-- start Data to process --

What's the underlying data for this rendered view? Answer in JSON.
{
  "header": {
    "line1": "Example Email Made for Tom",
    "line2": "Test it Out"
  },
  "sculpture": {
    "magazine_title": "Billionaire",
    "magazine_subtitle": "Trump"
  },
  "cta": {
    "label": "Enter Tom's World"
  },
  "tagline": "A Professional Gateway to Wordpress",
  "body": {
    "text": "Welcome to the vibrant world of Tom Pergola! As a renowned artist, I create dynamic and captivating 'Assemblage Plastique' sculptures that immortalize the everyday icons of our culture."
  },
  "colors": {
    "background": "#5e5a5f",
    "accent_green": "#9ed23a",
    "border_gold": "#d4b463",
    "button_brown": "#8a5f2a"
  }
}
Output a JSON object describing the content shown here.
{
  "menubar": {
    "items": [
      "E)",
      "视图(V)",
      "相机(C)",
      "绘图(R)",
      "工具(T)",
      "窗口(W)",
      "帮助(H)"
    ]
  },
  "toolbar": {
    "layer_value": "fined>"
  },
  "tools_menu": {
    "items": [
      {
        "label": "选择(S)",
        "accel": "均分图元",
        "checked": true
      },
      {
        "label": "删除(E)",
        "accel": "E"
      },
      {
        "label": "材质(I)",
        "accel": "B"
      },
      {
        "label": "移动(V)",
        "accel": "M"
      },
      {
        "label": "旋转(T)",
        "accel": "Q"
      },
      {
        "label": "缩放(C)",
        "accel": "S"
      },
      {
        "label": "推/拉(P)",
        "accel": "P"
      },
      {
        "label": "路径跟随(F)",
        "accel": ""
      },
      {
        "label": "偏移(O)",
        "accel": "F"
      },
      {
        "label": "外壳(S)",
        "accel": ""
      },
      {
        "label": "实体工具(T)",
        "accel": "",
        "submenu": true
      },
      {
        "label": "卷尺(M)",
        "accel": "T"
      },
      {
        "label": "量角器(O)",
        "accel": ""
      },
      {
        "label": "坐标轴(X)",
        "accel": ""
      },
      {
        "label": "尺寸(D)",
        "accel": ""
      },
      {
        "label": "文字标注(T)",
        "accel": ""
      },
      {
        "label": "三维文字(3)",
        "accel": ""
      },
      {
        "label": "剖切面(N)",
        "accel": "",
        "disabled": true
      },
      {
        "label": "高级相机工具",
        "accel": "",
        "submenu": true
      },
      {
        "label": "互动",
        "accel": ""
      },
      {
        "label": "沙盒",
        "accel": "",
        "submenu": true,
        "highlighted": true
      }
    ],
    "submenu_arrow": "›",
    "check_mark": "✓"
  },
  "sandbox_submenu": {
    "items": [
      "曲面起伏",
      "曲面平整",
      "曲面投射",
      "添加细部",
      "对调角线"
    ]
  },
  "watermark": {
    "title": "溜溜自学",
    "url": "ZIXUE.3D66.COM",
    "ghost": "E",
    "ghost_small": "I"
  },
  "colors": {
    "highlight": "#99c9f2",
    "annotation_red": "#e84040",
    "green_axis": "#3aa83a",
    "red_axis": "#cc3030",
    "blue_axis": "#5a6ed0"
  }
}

-- end Data to process --

- _Task prompt_
Reproduce the complete data exactly as presented above.

- _Output for this task_
What's the underlying data for this rendered view? Answer in JSON.
{
  "header": {
    "line1": "Example Email Made for Tom",
    "line2": "Test it Out"
  },
  "sculpture": {
    "magazine_title": "Billionaire",
    "magazine_subtitle": "Trump"
  },
  "cta": {
    "label": "Enter Tom's World"
  },
  "tagline": "A Professional Gateway to Wordpress",
  "body": {
    "text": "Welcome to the vibrant world of Tom Pergola! As a renowned artist, I create dynamic and captivating 'Assemblage Plastique' sculptures that immortalize the everyday icons of our culture."
  },
  "colors": {
    "background": "#5e5a5f",
    "accent_green": "#9ed23a",
    "border_gold": "#d4b463",
    "button_brown": "#8a5f2a"
  }
}
Output a JSON object describing the content shown here.
{
  "menubar": {
    "items": [
      "E)",
      "视图(V)",
      "相机(C)",
      "绘图(R)",
      "工具(T)",
      "窗口(W)",
      "帮助(H)"
    ]
  },
  "toolbar": {
    "layer_value": "fined>"
  },
  "tools_menu": {
    "items": [
      {
        "label": "选择(S)",
        "accel": "均分图元",
        "checked": true
      },
      {
        "label": "删除(E)",
        "accel": "E"
      },
      {
        "label": "材质(I)",
        "accel": "B"
      },
      {
        "label": "移动(V)",
        "accel": "M"
      },
      {
        "label": "旋转(T)",
        "accel": "Q"
      },
      {
        "label": "缩放(C)",
        "accel": "S"
      },
      {
        "label": "推/拉(P)",
        "accel": "P"
      },
      {
        "label": "路径跟随(F)",
        "accel": ""
      },
      {
        "label": "偏移(O)",
        "accel": "F"
      },
      {
        "label": "外壳(S)",
        "accel": ""
      },
      {
        "label": "实体工具(T)",
        "accel": "",
        "submenu": true
      },
      {
        "label": "卷尺(M)",
        "accel": "T"
      },
      {
        "label": "量角器(O)",
        "accel": ""
      },
      {
        "label": "坐标轴(X)",
        "accel": ""
      },
      {
        "label": "尺寸(D)",
        "accel": ""
      },
      {
        "label": "文字标注(T)",
        "accel": ""
      },
      {
        "label": "三维文字(3)",
        "accel": ""
      },
      {
        "label": "剖切面(N)",
        "accel": "",
        "disabled": true
      },
      {
        "label": "高级相机工具",
        "accel": "",
        "submenu": true
      },
      {
        "label": "互动",
        "accel": ""
      },
      {
        "label": "沙盒",
        "accel": "",
        "submenu": true,
        "highlighted": true
      }
    ],
    "submenu_arrow": "›",
    "check_mark": "✓"
  },
  "sandbox_submenu": {
    "items": [
      "曲面起伏",
      "曲面平整",
      "曲面投射",
      "添加细部",
      "对调角线"
    ]
  },
  "watermark": {
    "title": "溜溜自学",
    "url": "ZIXUE.3D66.COM",
    "ghost": "E",
    "ghost_small": "I"
  },
  "colors": {
    "highlight": "#99c9f2",
    "annotation_red": "#e84040",
    "green_axis": "#3aa83a",
    "red_axis": "#cc3030",
    "blue_axis": "#5a6ed0"
  }
}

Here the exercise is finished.